§ The request:
Locate and copy all lines bearing the word "JSON".

§ Records for this exercise:
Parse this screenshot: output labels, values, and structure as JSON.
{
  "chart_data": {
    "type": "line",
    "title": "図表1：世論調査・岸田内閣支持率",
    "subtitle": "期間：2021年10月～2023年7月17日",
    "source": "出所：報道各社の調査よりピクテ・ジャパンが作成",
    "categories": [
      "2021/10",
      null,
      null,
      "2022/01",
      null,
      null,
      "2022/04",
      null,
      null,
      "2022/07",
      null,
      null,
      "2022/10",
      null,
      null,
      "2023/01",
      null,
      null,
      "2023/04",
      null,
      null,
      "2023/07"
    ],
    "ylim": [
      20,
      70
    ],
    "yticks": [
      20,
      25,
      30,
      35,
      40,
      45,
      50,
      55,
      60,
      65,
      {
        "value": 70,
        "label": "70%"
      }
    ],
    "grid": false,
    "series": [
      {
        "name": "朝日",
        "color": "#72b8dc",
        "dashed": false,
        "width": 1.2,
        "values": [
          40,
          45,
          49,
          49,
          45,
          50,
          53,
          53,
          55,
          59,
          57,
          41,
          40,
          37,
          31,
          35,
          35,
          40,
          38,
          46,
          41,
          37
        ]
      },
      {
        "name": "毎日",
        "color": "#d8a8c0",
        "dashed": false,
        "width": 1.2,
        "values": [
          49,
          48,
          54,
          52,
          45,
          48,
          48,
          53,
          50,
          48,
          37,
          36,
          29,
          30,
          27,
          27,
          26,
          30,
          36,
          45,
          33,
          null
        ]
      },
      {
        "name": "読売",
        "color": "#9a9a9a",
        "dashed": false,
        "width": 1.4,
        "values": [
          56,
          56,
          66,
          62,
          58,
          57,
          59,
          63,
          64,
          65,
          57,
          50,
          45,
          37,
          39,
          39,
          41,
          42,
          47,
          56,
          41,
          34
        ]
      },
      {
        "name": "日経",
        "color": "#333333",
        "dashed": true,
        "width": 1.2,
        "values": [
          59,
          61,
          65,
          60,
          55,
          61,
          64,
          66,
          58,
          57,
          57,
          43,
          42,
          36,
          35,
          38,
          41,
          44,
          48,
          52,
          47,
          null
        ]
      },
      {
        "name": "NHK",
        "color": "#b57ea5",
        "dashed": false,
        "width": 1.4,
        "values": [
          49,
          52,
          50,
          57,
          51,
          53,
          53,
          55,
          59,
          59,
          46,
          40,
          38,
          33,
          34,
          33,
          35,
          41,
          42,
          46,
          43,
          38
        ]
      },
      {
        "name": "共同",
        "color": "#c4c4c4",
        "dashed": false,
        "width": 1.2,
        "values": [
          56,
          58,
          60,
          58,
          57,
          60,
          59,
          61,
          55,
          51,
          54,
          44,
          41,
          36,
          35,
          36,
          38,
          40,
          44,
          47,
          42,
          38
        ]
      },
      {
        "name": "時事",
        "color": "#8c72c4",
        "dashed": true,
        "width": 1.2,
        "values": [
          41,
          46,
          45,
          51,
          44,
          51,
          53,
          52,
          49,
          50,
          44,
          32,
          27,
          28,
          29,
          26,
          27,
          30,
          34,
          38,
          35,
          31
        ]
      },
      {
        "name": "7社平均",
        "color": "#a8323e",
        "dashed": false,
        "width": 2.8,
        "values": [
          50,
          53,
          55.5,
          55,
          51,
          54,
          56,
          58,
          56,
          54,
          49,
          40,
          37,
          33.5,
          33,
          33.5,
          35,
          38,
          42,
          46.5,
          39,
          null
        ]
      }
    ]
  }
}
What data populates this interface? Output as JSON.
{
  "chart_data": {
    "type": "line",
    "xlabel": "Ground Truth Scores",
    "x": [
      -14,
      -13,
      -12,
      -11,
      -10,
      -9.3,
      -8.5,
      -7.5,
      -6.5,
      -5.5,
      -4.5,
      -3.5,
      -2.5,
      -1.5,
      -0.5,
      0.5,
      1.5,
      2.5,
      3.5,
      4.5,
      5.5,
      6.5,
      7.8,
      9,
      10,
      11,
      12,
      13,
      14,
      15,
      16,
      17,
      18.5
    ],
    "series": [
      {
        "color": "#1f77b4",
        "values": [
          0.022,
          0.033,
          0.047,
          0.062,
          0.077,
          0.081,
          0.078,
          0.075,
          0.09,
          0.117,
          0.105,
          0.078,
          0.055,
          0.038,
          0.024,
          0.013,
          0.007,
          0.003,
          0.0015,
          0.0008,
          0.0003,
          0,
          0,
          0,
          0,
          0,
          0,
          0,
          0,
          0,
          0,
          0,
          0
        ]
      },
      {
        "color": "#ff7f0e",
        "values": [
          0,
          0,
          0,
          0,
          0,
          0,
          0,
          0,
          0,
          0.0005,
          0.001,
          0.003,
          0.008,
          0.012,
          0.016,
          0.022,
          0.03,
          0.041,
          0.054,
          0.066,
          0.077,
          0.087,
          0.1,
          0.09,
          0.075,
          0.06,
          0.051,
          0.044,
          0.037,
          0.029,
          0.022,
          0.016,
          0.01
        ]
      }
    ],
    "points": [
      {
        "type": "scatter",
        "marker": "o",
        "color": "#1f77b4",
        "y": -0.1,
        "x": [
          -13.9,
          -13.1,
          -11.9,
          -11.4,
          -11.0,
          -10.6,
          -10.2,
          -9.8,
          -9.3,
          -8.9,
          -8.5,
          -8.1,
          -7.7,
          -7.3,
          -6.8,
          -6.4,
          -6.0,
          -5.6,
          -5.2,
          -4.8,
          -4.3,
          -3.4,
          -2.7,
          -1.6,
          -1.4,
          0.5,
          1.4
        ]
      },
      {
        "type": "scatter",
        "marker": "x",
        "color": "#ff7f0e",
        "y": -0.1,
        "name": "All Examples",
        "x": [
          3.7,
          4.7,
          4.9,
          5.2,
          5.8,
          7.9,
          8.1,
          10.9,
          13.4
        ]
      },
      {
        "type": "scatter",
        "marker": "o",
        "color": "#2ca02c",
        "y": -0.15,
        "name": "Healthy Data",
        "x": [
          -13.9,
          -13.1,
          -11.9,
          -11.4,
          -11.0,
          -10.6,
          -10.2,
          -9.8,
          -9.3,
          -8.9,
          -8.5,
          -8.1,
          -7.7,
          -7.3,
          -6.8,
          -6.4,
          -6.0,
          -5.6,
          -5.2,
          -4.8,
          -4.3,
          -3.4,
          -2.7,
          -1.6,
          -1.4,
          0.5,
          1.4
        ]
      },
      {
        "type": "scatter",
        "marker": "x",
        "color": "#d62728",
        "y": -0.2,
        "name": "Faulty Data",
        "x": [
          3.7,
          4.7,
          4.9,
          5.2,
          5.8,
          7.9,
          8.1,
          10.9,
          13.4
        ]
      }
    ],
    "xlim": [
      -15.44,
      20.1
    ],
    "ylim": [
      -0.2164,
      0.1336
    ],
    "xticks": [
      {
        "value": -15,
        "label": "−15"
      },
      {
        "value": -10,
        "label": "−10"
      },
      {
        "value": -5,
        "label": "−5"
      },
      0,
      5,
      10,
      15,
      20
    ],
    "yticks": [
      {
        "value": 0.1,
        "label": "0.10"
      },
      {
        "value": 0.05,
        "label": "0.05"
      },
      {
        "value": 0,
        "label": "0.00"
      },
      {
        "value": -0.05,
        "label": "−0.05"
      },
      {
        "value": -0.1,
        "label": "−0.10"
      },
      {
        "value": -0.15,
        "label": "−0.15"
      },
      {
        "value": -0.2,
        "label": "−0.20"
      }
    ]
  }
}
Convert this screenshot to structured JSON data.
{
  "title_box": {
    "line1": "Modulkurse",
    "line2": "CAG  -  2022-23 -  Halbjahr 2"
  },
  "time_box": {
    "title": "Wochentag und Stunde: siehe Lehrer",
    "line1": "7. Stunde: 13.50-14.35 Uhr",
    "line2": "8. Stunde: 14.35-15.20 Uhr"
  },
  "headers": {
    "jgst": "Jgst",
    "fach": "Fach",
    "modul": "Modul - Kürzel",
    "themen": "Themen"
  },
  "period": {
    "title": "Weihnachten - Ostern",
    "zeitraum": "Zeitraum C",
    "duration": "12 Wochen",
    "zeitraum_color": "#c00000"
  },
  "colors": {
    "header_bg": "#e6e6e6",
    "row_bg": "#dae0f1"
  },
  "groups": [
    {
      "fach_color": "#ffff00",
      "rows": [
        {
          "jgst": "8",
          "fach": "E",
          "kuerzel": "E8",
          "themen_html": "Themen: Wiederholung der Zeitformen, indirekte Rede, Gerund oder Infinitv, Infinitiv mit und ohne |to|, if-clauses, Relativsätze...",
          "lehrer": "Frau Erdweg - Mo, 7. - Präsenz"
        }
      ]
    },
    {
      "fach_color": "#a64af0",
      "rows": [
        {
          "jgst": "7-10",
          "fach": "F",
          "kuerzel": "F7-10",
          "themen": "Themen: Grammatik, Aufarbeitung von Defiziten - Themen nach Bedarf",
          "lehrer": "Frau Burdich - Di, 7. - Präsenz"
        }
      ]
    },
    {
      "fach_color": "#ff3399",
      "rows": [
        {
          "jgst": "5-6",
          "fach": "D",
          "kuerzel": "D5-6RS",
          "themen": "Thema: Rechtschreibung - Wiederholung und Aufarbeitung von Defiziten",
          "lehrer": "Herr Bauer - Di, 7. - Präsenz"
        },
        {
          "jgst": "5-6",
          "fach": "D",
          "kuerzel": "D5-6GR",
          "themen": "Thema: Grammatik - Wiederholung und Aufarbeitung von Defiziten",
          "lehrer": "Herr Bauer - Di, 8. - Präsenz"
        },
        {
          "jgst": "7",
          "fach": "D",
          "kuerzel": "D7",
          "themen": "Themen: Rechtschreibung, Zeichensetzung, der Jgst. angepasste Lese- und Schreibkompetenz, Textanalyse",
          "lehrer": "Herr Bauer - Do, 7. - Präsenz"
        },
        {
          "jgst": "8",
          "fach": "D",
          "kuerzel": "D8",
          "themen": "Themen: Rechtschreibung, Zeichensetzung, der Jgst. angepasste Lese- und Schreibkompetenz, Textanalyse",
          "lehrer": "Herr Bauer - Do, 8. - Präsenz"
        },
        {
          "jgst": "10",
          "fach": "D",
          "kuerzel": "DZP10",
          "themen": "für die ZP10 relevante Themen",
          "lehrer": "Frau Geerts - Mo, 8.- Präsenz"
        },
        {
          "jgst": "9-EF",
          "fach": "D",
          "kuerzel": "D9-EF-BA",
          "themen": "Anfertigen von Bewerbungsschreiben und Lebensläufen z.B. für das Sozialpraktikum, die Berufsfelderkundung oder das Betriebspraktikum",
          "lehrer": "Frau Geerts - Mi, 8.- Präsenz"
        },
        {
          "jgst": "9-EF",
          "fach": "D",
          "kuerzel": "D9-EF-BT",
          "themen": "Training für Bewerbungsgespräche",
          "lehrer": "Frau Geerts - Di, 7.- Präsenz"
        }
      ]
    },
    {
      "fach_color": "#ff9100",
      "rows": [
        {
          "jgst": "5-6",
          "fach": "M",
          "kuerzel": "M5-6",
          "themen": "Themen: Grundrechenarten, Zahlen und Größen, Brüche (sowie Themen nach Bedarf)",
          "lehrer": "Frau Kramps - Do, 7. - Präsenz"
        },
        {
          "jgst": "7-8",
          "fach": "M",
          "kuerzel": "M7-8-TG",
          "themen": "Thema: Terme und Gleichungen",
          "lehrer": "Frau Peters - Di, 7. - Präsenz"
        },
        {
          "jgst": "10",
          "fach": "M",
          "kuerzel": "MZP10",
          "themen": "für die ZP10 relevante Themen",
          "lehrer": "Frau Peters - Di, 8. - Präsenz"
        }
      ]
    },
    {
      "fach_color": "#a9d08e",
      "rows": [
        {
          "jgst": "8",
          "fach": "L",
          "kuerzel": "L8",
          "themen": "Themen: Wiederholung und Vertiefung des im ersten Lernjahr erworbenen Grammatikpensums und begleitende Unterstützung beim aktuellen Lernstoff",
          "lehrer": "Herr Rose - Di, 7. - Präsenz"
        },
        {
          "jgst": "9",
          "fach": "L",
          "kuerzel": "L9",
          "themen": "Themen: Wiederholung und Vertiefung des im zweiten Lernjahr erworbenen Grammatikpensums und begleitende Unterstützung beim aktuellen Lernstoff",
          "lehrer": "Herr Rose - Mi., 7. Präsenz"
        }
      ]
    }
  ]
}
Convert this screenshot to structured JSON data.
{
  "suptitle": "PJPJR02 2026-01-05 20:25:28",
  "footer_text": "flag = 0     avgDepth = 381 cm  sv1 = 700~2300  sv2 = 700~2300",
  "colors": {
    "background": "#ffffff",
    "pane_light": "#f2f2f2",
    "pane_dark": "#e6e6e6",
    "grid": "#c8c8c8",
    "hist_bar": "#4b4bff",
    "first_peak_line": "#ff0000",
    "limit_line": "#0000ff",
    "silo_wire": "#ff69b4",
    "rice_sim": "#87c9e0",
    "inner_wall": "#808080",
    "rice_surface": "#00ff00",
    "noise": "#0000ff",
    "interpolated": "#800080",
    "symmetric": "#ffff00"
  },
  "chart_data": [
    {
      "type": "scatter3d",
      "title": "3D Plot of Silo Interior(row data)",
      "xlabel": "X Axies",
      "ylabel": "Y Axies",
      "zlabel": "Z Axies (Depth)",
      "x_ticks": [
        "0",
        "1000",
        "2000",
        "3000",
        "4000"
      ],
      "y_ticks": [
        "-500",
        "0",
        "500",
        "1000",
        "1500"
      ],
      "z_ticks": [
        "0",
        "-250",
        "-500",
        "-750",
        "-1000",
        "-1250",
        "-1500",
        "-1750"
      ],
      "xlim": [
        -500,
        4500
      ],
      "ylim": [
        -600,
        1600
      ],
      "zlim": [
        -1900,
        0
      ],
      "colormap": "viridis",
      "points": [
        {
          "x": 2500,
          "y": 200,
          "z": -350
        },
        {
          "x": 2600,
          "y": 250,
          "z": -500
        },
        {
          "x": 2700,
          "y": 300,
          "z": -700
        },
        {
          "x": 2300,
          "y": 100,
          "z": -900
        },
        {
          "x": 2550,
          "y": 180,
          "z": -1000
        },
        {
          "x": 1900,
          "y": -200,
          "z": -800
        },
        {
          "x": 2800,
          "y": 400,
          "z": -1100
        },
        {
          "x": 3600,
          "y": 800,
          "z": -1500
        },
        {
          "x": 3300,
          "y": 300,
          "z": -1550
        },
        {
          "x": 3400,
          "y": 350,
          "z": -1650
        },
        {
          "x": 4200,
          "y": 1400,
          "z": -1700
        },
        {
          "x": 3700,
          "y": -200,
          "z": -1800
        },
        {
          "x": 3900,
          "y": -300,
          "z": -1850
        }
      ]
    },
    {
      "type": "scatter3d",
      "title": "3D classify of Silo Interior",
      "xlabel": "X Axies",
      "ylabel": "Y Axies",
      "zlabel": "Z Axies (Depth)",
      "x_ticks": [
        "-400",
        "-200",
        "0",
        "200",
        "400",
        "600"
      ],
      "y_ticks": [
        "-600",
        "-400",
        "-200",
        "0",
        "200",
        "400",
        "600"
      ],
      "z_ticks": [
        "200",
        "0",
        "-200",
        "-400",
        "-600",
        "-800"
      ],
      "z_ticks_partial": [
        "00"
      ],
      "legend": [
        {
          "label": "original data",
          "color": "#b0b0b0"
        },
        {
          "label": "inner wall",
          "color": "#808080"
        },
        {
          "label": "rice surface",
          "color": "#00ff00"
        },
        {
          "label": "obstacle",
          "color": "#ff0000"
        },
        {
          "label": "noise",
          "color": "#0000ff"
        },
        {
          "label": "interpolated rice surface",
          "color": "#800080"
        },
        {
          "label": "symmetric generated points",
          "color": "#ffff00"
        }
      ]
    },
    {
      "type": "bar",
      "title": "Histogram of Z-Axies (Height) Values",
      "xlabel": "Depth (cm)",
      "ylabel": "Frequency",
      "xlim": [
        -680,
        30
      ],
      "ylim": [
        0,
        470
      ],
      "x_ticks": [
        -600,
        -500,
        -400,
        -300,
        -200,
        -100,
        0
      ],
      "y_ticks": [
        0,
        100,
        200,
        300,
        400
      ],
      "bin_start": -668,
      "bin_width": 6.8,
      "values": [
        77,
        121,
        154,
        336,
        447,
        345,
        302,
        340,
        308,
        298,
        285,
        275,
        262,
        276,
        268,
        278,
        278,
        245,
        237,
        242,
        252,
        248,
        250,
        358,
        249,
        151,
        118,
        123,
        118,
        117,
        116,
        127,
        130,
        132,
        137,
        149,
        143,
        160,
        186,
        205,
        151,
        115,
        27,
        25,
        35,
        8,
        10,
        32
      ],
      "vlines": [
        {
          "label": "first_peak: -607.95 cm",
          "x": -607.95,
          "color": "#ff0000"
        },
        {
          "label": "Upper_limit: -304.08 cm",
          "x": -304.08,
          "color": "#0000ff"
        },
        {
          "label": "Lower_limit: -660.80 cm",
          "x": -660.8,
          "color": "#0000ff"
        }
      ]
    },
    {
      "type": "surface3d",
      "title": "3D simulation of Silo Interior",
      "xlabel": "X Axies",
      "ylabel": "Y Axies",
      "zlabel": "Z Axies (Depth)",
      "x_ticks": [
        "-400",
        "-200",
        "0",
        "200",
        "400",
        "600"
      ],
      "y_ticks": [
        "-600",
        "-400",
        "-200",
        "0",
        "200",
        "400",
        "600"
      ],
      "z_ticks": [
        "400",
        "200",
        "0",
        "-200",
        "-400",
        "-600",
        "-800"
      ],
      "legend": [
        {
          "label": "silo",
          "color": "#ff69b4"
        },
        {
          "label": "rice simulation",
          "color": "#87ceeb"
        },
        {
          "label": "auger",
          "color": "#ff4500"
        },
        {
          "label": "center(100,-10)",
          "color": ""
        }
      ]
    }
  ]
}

§ Reply to the task:
Parse this screenshot: output labels, values, and structure as JSON.
What data populates this interface? Output as JSON.
Convert this screenshot to structured JSON data.
Convert this screenshot to structured JSON data.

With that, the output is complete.